Records:
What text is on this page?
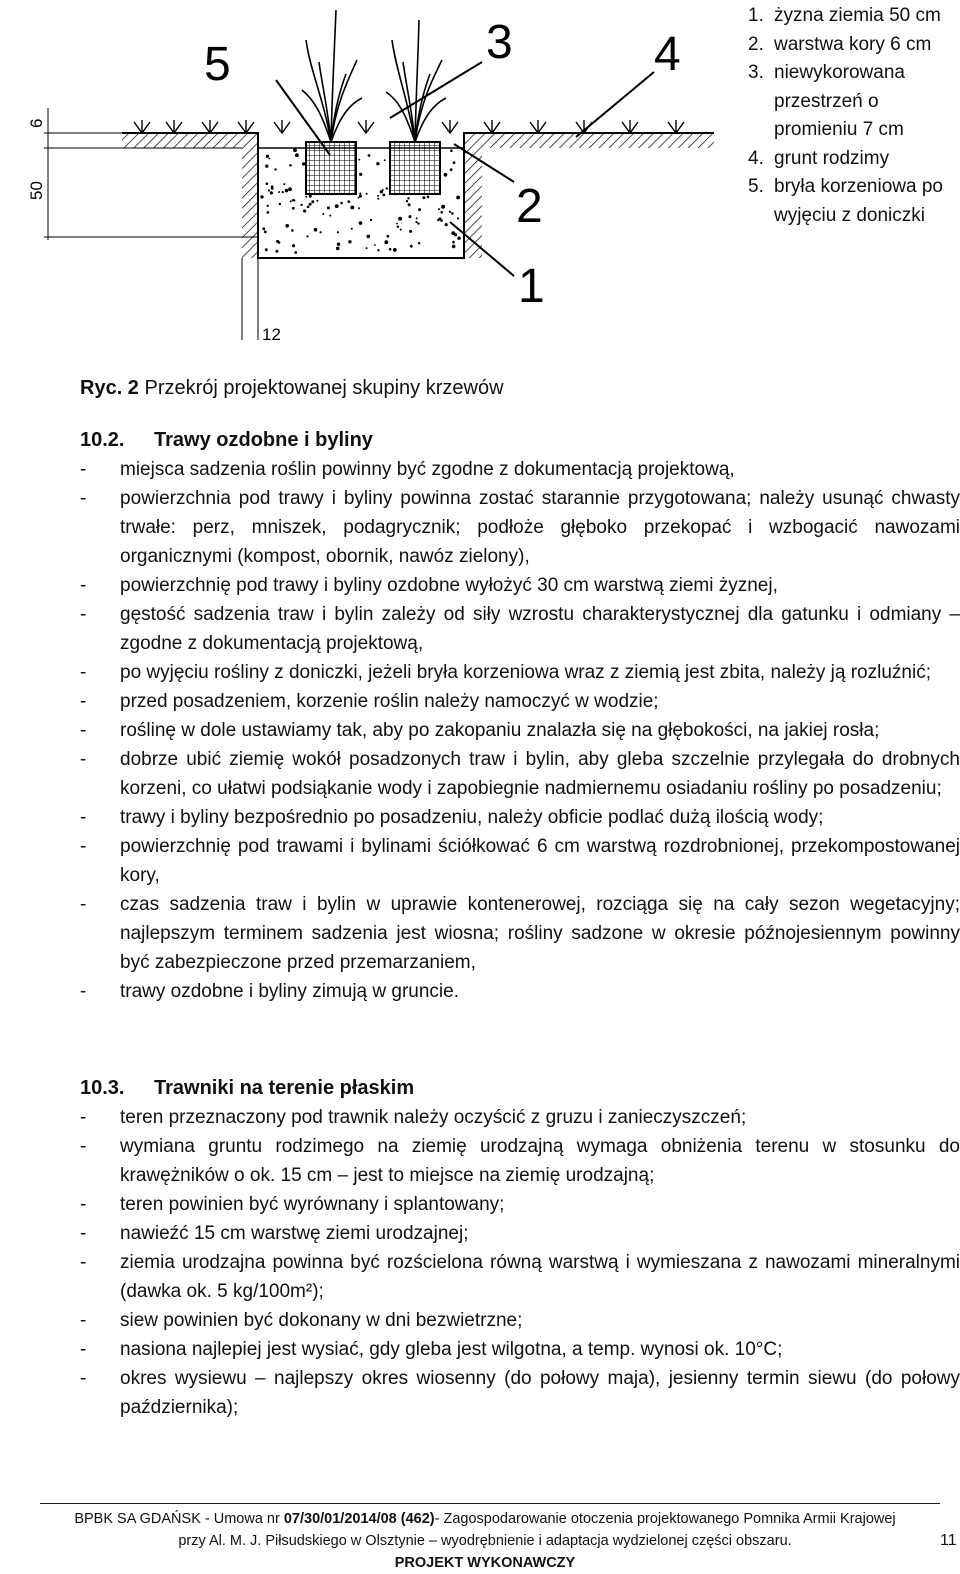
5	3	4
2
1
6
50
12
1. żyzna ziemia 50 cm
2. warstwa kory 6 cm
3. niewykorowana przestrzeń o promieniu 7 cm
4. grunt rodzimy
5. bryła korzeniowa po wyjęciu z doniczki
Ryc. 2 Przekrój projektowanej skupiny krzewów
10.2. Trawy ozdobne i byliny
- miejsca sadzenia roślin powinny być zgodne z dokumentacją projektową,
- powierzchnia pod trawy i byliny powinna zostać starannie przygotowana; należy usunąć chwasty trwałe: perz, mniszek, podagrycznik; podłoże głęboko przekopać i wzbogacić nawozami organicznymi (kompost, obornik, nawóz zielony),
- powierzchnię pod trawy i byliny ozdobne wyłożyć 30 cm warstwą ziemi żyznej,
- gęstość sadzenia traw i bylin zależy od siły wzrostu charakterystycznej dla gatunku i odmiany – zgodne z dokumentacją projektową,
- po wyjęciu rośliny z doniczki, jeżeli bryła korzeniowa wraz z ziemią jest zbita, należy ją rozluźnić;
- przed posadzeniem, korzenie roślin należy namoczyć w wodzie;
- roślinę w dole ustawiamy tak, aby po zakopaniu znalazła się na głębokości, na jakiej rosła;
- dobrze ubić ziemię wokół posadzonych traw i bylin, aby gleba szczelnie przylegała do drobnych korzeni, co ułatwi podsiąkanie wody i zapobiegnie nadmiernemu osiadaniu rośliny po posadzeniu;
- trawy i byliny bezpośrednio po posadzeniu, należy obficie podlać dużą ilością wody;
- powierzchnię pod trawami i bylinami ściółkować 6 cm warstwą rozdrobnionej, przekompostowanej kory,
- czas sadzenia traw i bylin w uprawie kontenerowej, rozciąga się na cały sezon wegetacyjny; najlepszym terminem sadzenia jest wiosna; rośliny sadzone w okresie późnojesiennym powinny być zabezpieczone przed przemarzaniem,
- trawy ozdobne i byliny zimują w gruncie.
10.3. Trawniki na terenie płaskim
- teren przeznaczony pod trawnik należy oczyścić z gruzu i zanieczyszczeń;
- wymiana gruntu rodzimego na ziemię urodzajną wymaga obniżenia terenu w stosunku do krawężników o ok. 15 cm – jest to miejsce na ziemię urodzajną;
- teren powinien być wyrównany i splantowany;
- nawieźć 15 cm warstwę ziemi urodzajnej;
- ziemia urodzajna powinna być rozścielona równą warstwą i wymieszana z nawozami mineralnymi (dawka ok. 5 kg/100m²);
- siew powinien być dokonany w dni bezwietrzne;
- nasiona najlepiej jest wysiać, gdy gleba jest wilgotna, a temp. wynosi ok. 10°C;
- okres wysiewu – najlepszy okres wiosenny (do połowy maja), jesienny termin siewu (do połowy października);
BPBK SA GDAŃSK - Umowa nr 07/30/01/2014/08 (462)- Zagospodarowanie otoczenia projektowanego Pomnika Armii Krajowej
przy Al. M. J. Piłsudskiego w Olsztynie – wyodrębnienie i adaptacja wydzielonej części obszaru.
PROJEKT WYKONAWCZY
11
--
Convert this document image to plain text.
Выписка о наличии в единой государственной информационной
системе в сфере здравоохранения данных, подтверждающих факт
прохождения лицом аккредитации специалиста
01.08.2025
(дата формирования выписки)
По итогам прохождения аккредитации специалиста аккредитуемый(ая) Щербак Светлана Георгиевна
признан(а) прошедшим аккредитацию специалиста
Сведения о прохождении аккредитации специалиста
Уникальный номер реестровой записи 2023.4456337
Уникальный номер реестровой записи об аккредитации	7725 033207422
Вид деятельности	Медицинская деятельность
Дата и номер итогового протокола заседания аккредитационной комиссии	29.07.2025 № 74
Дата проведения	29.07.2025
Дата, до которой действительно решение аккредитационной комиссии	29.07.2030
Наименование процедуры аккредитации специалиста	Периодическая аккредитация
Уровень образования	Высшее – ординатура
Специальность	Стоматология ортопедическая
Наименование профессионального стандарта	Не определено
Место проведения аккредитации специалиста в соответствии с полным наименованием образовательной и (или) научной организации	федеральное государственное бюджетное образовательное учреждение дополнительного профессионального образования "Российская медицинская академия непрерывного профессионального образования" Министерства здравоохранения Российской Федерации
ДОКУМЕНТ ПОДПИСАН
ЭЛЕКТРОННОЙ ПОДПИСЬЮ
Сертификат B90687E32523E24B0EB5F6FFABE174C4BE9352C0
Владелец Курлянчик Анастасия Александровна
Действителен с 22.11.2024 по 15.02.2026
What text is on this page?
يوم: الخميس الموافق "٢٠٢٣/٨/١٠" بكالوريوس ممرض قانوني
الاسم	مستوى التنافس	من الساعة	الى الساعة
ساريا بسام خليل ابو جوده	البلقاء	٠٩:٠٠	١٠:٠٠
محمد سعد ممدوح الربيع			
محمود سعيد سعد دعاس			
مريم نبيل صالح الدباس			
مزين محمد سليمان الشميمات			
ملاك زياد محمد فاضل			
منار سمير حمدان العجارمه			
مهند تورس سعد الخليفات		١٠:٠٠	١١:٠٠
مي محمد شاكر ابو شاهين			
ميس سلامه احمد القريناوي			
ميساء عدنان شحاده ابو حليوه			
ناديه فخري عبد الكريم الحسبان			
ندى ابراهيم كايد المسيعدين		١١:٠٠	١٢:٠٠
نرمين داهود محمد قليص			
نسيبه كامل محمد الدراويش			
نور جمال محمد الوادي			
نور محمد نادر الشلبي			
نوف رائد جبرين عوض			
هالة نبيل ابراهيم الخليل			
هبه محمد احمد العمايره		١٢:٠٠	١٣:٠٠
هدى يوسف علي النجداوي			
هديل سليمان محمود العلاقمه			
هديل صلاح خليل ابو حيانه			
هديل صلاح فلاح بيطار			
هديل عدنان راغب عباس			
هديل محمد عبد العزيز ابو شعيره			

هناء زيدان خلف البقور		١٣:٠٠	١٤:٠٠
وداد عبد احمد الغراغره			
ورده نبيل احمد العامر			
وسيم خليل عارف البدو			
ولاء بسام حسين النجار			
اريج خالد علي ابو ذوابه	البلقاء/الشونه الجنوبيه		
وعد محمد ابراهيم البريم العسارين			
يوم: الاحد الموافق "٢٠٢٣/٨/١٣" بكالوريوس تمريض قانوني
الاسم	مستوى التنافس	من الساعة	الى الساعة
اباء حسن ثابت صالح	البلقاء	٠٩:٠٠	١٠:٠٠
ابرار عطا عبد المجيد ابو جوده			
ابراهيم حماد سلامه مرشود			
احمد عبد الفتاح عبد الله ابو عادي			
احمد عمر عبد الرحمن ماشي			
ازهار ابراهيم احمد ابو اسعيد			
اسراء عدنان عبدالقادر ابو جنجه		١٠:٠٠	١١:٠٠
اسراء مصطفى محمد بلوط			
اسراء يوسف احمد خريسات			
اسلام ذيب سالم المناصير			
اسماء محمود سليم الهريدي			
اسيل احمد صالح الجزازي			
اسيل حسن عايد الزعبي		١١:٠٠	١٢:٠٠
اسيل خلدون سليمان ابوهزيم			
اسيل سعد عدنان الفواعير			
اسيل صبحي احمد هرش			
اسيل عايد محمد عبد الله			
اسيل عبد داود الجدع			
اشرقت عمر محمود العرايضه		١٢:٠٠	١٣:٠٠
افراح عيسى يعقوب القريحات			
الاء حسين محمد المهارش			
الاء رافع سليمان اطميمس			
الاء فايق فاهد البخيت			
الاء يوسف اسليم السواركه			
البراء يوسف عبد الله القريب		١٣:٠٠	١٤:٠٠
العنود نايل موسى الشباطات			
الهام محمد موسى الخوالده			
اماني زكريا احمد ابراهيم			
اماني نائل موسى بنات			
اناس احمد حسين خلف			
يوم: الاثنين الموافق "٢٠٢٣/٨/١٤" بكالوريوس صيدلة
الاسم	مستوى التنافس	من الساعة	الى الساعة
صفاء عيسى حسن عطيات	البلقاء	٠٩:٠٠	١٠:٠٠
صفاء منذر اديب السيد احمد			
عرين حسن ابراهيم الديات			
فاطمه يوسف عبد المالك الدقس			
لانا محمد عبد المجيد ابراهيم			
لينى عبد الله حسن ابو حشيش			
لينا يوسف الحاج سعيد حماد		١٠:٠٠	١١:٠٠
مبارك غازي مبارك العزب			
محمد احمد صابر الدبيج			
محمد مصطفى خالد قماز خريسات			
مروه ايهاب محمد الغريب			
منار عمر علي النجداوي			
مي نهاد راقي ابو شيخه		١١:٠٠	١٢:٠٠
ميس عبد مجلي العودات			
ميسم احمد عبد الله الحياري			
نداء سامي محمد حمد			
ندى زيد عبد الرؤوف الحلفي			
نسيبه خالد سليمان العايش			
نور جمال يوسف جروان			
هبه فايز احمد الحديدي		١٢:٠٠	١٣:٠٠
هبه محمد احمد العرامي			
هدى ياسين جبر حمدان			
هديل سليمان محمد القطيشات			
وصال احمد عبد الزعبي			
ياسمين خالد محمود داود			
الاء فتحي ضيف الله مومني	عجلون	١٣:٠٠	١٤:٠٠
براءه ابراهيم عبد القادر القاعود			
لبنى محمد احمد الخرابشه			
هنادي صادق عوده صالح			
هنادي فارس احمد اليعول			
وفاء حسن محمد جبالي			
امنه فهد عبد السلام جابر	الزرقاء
...
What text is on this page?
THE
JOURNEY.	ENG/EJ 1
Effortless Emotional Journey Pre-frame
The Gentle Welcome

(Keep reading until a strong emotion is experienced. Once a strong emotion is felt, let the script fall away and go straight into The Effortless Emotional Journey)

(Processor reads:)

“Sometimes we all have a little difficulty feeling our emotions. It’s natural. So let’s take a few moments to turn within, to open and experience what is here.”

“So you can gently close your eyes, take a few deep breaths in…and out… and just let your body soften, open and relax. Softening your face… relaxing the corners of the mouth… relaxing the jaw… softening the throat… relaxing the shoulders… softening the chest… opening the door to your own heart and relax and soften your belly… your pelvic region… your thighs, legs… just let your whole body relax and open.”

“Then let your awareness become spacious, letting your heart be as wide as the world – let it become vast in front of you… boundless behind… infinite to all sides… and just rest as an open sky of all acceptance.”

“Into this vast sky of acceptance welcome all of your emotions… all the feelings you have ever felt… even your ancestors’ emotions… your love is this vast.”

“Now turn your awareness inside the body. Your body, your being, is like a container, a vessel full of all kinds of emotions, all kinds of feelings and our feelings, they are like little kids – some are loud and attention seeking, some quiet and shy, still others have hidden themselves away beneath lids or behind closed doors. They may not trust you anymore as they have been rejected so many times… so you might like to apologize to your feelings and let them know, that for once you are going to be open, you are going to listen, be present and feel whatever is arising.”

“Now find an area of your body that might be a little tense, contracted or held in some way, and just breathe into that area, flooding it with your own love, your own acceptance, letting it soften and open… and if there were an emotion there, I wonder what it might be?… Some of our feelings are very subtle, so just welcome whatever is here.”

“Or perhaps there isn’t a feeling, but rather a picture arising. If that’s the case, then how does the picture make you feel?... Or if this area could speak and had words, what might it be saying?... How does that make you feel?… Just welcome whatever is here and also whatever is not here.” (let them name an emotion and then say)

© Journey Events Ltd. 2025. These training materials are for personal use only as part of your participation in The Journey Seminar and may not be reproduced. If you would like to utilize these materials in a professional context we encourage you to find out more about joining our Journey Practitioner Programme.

**Exercise task:**
Search the records for the string "ziemię" and return every line in which it occurs.

**Written solution:**
- dobrze ubić ziemię wokół posadzonych traw i bylin, aby gleba szczelnie przylegała do drobnych korzeni, co ułatwi podsiąkanie wody i zapobiegnie nadmiernemu osiadaniu rośliny po posadzeniu;
- wymiana gruntu rodzimego na ziemię urodzajną wymaga obniżenia terenu w stosunku do krawężników o ok. 15 cm – jest to miejsce na ziemię urodzajną;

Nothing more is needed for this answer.